── Document excerpt

Jane Catharine Lottimer against Charles F. Livermore.
(Decided June 5th, 1876.)
Where the plaintiff sold several lots of land, all with covenants on the part of the grantees against erecting on the premises anything but “ a genteel dwelling-house, to cover the whole front of the lot, and not to be of greater depth than fifty feet,”—Held, that the plaintiff was not estopped from enforcing a compliance with the covenant because she had allowed former violations on the part of the defendant and the grantees of the other lots without taking action against them,
Held, further, that a change in the character of the neighborhood would not prevent the enforcement of the covenant, where its enforcement was necessary to the enjoyment in the other property of the grantor of freedom of light, air, and vision.
The judge who tries an equity case is alone authorized to grant an allowance therein; and it is proper where, in such a case, another judge has granted an allowance, for him to vacate the order, and direct the motion therefor to be heard before the judge who tried the case.
Appeal by defendant in an equity case heard and decided by Judge Robinson.

────
── Records shown

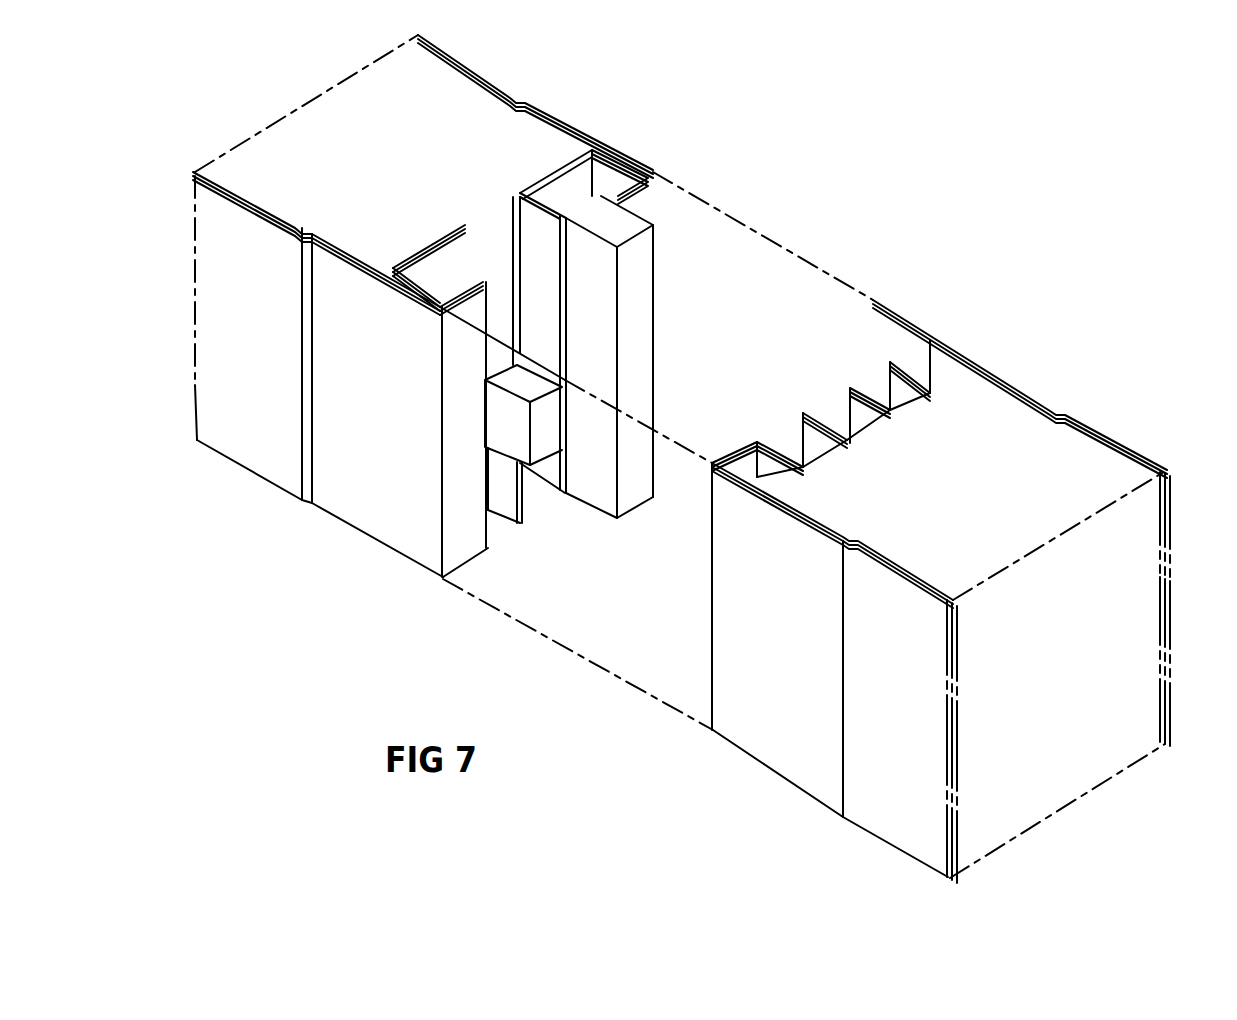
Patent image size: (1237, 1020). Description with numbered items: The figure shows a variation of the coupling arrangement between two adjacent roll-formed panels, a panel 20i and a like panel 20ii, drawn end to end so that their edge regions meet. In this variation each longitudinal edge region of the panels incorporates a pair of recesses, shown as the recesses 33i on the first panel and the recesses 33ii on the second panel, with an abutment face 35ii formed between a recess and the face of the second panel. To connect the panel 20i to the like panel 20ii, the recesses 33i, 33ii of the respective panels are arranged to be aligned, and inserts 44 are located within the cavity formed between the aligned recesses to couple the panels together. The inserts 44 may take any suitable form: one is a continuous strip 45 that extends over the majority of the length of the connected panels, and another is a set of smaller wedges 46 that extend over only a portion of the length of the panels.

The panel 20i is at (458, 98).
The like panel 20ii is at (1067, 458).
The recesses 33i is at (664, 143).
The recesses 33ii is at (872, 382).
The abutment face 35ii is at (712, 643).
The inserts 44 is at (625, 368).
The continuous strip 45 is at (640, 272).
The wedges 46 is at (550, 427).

────
── Records shown

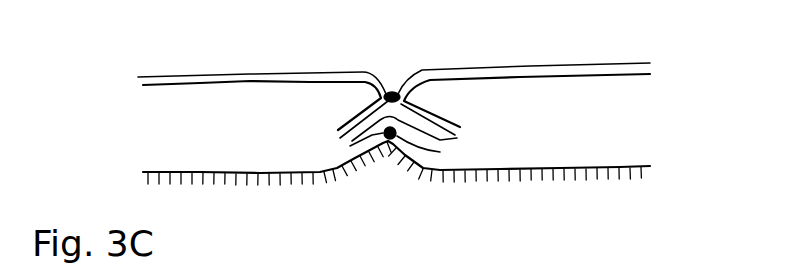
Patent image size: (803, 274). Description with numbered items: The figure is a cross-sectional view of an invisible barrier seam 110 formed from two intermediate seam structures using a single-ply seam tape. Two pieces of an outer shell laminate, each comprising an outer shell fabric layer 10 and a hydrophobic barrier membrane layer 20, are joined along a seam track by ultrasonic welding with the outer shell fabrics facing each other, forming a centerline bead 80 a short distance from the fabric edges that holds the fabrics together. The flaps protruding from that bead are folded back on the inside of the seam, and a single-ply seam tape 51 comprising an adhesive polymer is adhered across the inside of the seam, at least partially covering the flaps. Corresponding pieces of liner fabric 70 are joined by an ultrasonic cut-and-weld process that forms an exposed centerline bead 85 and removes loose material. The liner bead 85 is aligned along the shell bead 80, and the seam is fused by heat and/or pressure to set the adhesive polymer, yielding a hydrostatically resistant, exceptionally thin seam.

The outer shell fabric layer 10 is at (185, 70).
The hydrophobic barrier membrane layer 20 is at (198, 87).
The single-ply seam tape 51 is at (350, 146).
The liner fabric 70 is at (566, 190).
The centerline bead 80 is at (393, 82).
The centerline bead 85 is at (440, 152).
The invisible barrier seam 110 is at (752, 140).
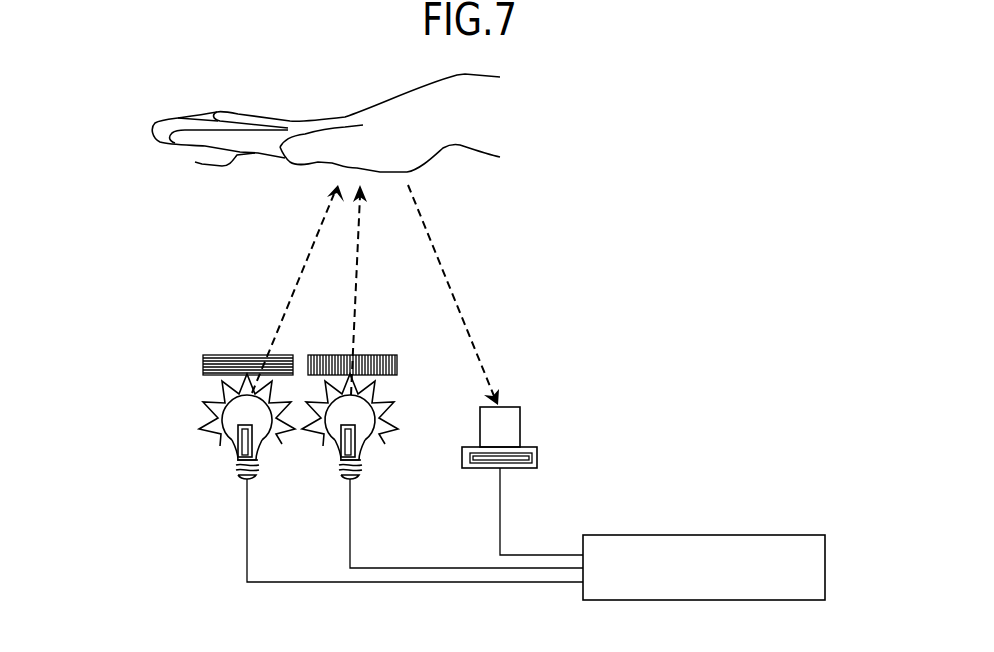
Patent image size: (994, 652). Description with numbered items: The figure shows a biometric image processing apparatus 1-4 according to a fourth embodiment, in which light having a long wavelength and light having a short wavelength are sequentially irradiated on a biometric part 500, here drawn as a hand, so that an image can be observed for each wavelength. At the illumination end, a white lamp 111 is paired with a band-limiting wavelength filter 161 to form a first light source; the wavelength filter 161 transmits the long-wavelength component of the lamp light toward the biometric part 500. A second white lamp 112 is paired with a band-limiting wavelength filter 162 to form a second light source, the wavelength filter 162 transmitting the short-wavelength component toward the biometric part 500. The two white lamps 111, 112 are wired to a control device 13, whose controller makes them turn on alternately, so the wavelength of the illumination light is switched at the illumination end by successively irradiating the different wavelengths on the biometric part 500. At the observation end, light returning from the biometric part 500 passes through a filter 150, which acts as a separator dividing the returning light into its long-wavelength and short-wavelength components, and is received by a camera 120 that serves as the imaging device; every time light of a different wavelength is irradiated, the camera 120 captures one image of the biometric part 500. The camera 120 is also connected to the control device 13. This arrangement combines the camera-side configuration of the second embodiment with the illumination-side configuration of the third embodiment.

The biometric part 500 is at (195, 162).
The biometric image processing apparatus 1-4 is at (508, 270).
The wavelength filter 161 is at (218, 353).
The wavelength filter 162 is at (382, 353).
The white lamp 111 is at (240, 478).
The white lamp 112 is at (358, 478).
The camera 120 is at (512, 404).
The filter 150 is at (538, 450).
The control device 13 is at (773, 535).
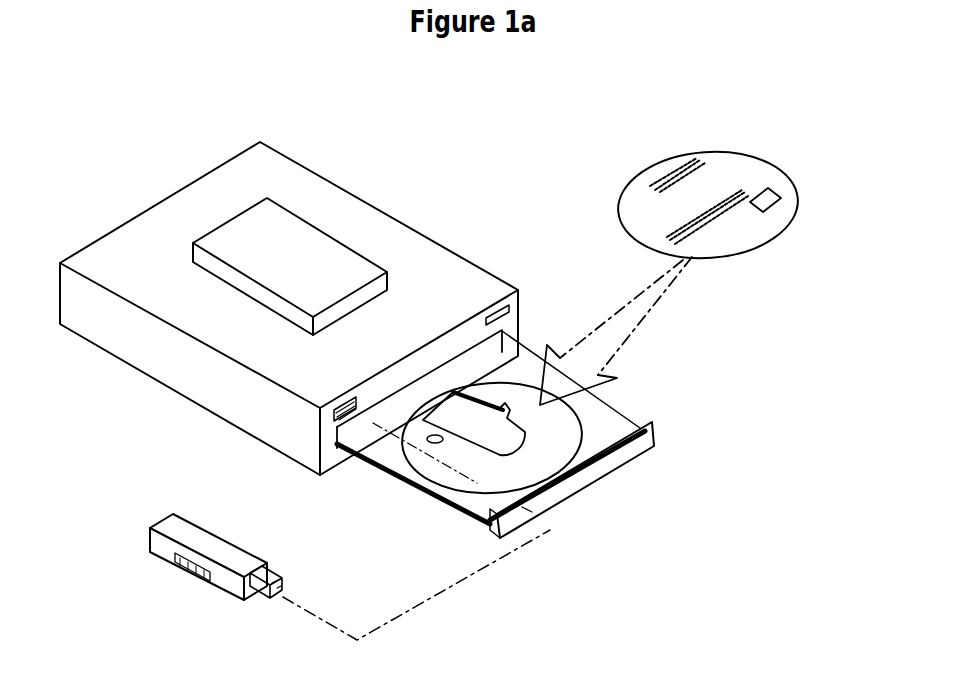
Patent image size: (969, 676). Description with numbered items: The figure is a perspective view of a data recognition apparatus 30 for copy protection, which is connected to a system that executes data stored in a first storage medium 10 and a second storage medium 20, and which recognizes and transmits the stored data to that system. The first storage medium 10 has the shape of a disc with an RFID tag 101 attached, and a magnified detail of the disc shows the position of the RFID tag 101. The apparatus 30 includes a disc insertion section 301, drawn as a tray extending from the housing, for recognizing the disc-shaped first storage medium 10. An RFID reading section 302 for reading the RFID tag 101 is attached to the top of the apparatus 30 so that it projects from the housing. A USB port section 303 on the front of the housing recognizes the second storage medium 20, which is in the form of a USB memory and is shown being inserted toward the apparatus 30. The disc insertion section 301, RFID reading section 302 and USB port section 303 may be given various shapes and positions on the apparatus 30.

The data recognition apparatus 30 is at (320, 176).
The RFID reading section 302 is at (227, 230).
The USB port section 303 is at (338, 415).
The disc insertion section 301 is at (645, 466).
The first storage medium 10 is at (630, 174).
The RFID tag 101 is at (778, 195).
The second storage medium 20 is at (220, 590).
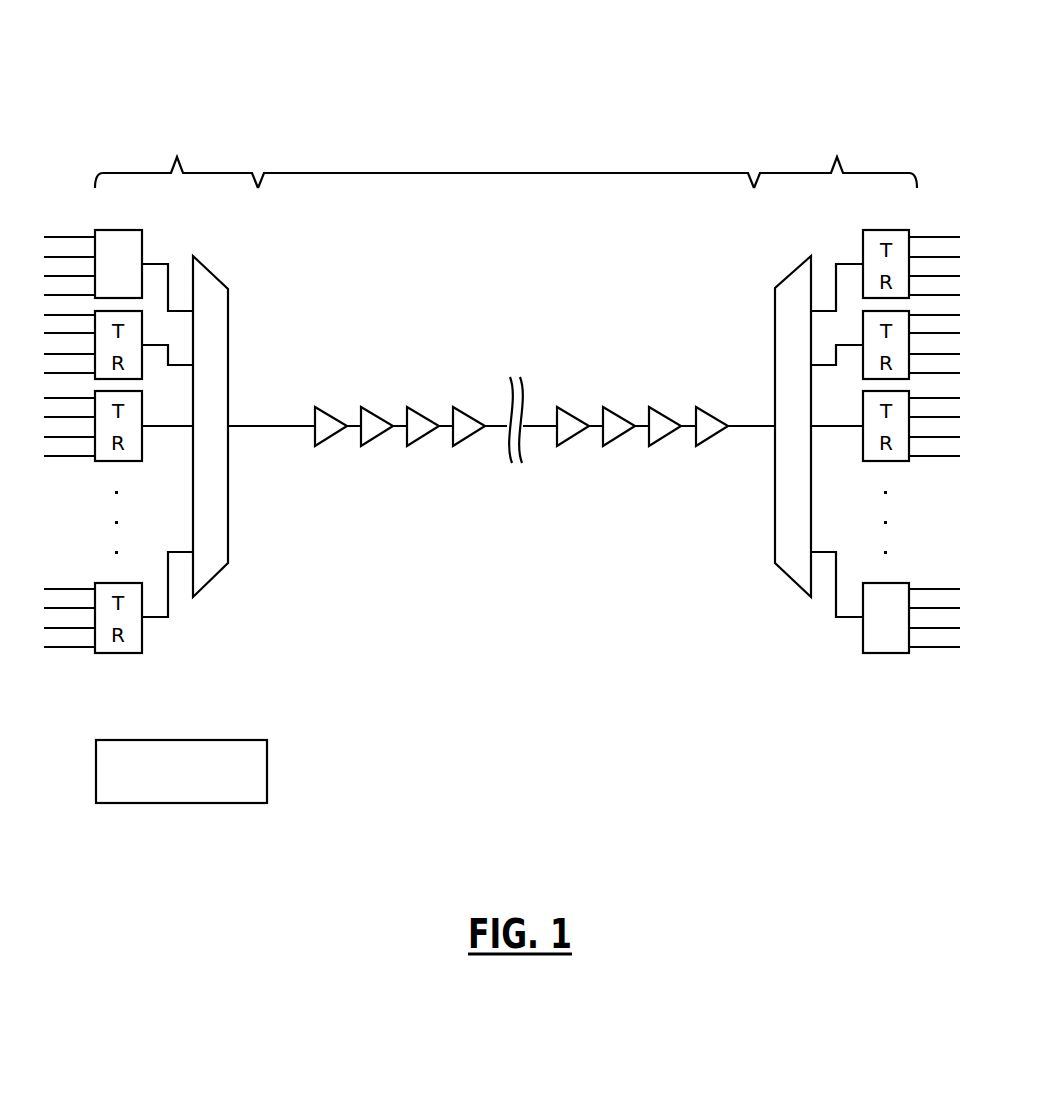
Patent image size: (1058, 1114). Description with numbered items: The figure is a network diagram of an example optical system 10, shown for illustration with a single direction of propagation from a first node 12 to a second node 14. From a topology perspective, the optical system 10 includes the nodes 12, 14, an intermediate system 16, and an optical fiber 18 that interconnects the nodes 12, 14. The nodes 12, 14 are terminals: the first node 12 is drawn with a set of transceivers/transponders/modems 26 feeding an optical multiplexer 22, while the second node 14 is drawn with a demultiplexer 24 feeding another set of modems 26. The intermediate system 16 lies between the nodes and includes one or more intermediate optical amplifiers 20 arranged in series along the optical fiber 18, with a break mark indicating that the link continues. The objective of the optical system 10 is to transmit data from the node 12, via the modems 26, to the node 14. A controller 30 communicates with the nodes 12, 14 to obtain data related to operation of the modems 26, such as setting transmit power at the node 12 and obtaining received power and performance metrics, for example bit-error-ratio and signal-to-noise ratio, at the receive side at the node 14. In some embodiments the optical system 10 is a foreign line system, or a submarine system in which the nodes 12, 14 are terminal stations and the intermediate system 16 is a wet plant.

────

• [Task instructions]
1. Translate this sentence from the case summary into Spanish: "Appeal by defendant in an equity case heard and decided by Judge Robinson."
2. Do these statements agree with the case summary? Answer yes or no for each and quote the words that decide it.
(a) The plaintiff was estopped from enforcing the covenant because she had allowed earlier violations.
(b) The covenant said the dwelling-house could be no deeper than fifty feet.
(c) In an equity case, only the judge who tries it may grant an allowance.
3. Please rewrite the paragraph of the case summary that begins "The judge who tries an equity case" as a short list, keeping its main facts.

• [Solutions to the tasks]
1. Apelación del demandado en un caso de equidad visto y resuelto por el juez Robinson.

2.
(a) No: "the plaintiff was not estopped from enforcing a compliance with the covenant"
(b) Yes: "not to be of greater depth than fifty feet"
(c) Yes: "The judge who tries an equity case is alone authorized to grant an allowance therein"

3.
- Only the judge who tries an equity case may grant an allowance in it.
- If another judge has granted an allowance, the trial judge may properly vacate that order.
- The trial judge may then direct that the motion be heard before the judge who tried the case.